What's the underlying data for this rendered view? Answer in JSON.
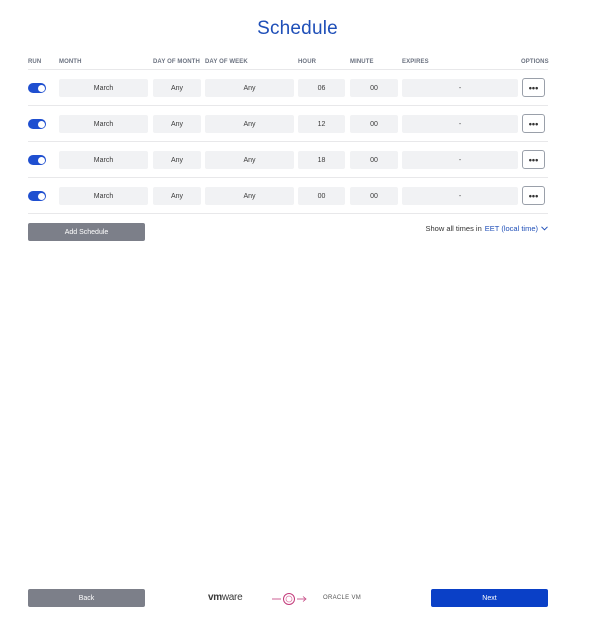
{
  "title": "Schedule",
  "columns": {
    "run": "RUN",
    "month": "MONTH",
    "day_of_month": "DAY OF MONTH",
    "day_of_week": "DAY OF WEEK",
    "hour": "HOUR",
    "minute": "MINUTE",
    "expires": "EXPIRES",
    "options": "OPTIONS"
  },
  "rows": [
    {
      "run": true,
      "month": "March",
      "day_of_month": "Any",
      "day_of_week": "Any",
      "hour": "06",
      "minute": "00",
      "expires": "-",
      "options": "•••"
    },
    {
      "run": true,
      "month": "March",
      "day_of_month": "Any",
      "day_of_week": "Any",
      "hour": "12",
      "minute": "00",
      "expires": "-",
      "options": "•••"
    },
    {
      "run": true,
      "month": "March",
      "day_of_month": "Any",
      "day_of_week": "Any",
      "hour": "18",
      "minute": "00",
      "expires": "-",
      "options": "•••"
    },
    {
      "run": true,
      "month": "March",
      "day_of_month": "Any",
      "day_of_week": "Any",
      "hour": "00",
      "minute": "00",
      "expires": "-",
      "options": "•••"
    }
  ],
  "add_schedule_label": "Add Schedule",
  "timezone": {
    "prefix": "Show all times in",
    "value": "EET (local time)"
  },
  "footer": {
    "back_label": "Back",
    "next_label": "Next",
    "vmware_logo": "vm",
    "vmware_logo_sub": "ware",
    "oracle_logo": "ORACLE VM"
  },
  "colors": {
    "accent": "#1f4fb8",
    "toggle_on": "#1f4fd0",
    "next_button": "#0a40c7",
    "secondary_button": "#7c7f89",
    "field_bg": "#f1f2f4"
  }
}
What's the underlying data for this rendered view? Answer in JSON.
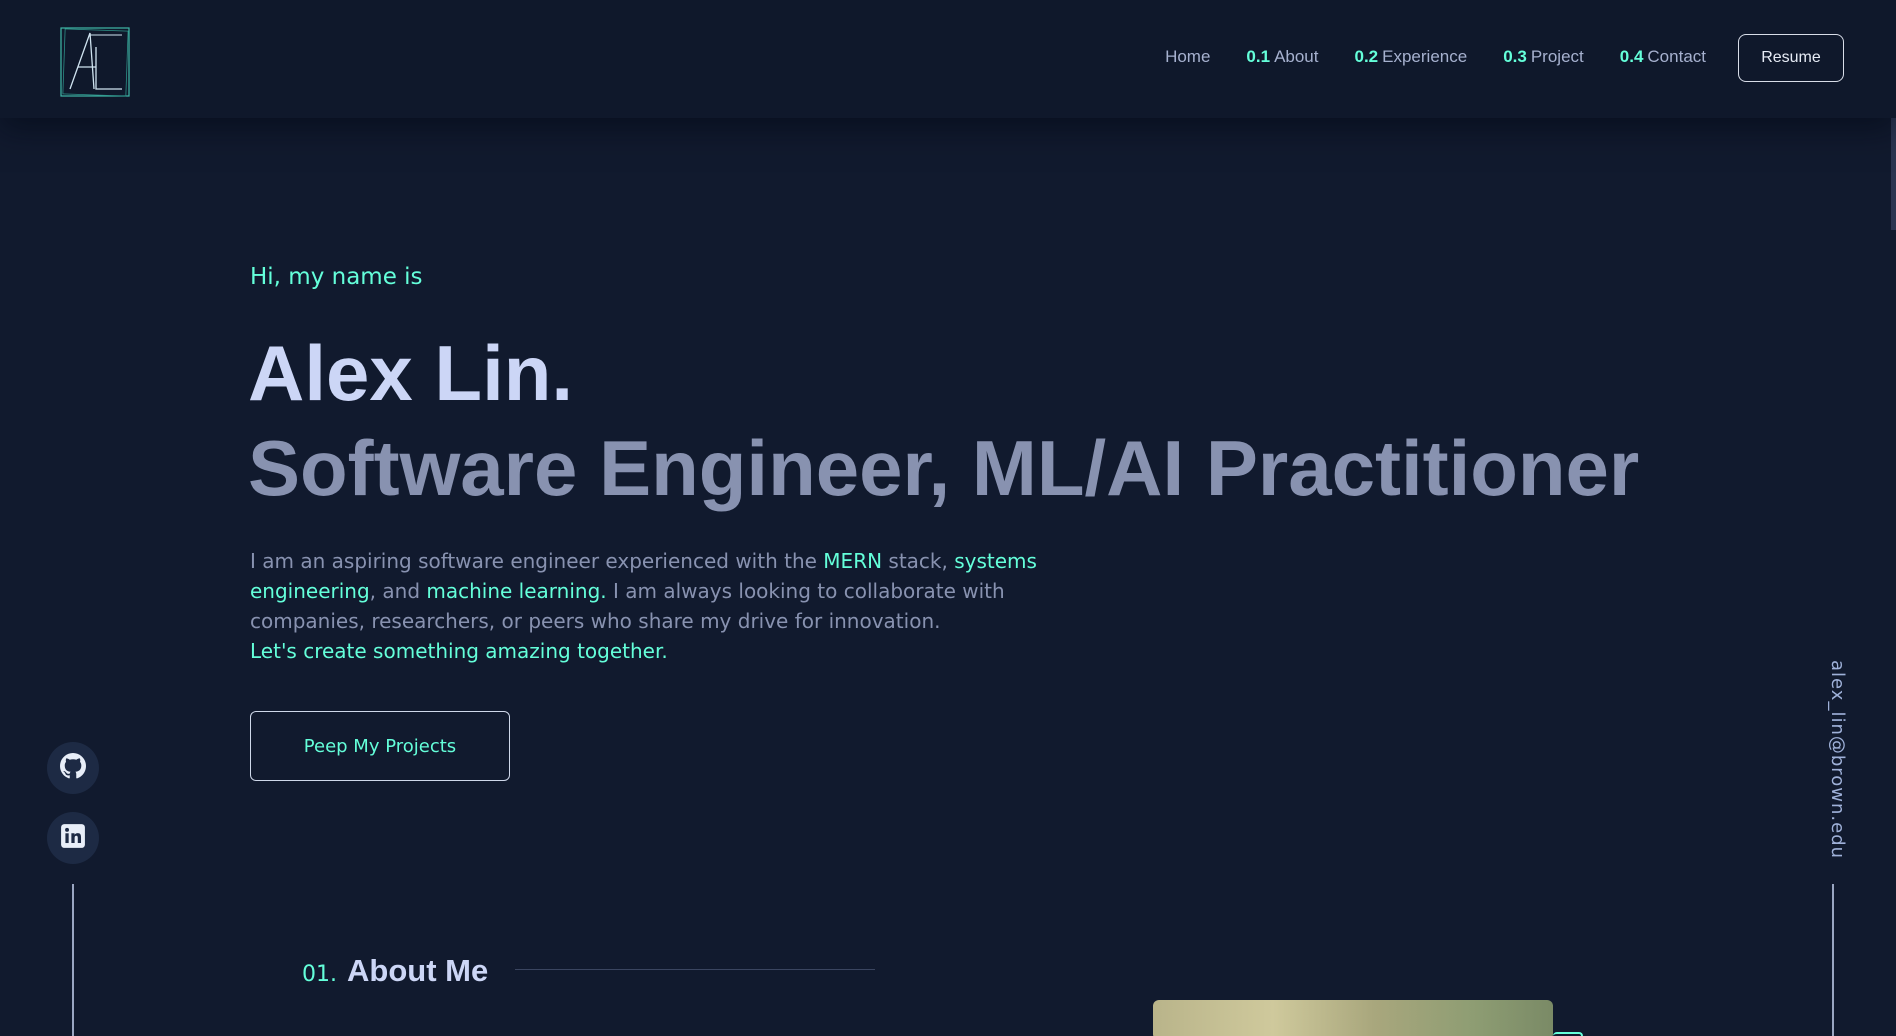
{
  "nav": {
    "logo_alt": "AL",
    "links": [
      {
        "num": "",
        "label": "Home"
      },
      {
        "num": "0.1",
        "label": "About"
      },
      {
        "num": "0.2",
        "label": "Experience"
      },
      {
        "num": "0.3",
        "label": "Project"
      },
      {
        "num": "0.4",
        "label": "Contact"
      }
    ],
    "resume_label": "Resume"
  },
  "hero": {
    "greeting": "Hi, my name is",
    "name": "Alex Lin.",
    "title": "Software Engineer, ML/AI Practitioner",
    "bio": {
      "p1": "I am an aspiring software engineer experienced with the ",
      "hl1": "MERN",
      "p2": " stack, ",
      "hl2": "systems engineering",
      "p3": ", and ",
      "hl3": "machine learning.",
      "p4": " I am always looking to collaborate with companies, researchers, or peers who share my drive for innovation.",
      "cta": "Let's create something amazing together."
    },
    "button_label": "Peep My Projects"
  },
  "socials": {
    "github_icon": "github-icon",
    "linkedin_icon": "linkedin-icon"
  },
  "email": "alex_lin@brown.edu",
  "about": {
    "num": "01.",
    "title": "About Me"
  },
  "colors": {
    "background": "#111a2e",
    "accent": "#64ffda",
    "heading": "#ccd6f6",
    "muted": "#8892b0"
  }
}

========================================

Restate the records above in full, word for word. Keep pictures out.

What's the underlying data for this rendered view? Answer in JSON.
{
  "title": "Schedule",
  "columns": {
    "run": "RUN",
    "month": "MONTH",
    "day_of_month": "DAY OF MONTH",
    "day_of_week": "DAY OF WEEK",
    "hour": "HOUR",
    "minute": "MINUTE",
    "expires": "EXPIRES",
    "options": "OPTIONS"
  },
  "rows": [
    {
      "run": true,
      "month": "March",
      "day_of_month": "Any",
      "day_of_week": "Any",
      "hour": "06",
      "minute": "00",
      "expires": "-",
      "options": "•••"
    },
    {
      "run": true,
      "month": "March",
      "day_of_month": "Any",
      "day_of_week": "Any",
      "hour": "12",
      "minute": "00",
      "expires": "-",
      "options": "•••"
    },
    {
      "run": true,
      "month": "March",
      "day_of_month": "Any",
      "day_of_week": "Any",
      "hour": "18",
      "minute": "00",
      "expires": "-",
      "options": "•••"
    },
    {
      "run": true,
      "month": "March",
      "day_of_month": "Any",
      "day_of_week": "Any",
      "hour": "00",
      "minute": "00",
      "expires": "-",
      "options": "•••"
    }
  ],
  "add_schedule_label": "Add Schedule",
  "timezone": {
    "prefix": "Show all times in",
    "value": "EET (local time)"
  },
  "footer": {
    "back_label": "Back",
    "next_label": "Next",
    "vmware_logo": "vm",
    "vmware_logo_sub": "ware",
    "oracle_logo": "ORACLE VM"
  },
  "colors": {
    "accent": "#1f4fb8",
    "toggle_on": "#1f4fd0",
    "next_button": "#0a40c7",
    "secondary_button": "#7c7f89",
    "field_bg": "#f1f2f4"
  }
}
What's the underlying data for this rendered view? Answer in JSON.
{
  "nav": {
    "logo_alt": "AL",
    "links": [
      {
        "num": "",
        "label": "Home"
      },
      {
        "num": "0.1",
        "label": "About"
      },
      {
        "num": "0.2",
        "label": "Experience"
      },
      {
        "num": "0.3",
        "label": "Project"
      },
      {
        "num": "0.4",
        "label": "Contact"
      }
    ],
    "resume_label": "Resume"
  },
  "hero": {
    "greeting": "Hi, my name is",
    "name": "Alex Lin.",
    "title": "Software Engineer, ML/AI Practitioner",
    "bio": {
      "p1": "I am an aspiring software engineer experienced with the ",
      "hl1": "MERN",
      "p2": " stack, ",
      "hl2": "systems engineering",
      "p3": ", and ",
      "hl3": "machine learning.",
      "p4": " I am always looking to collaborate with companies, researchers, or peers who share my drive for innovation.",
      "cta": "Let's create something amazing together."
    },
    "button_label": "Peep My Projects"
  },
  "socials": {
    "github_icon": "github-icon",
    "linkedin_icon": "linkedin-icon"
  },
  "email": "alex_lin@brown.edu",
  "about": {
    "num": "01.",
    "title": "About Me"
  },
  "colors": {
    "background": "#111a2e",
    "accent": "#64ffda",
    "heading": "#ccd6f6",
    "muted": "#8892b0"
  }
}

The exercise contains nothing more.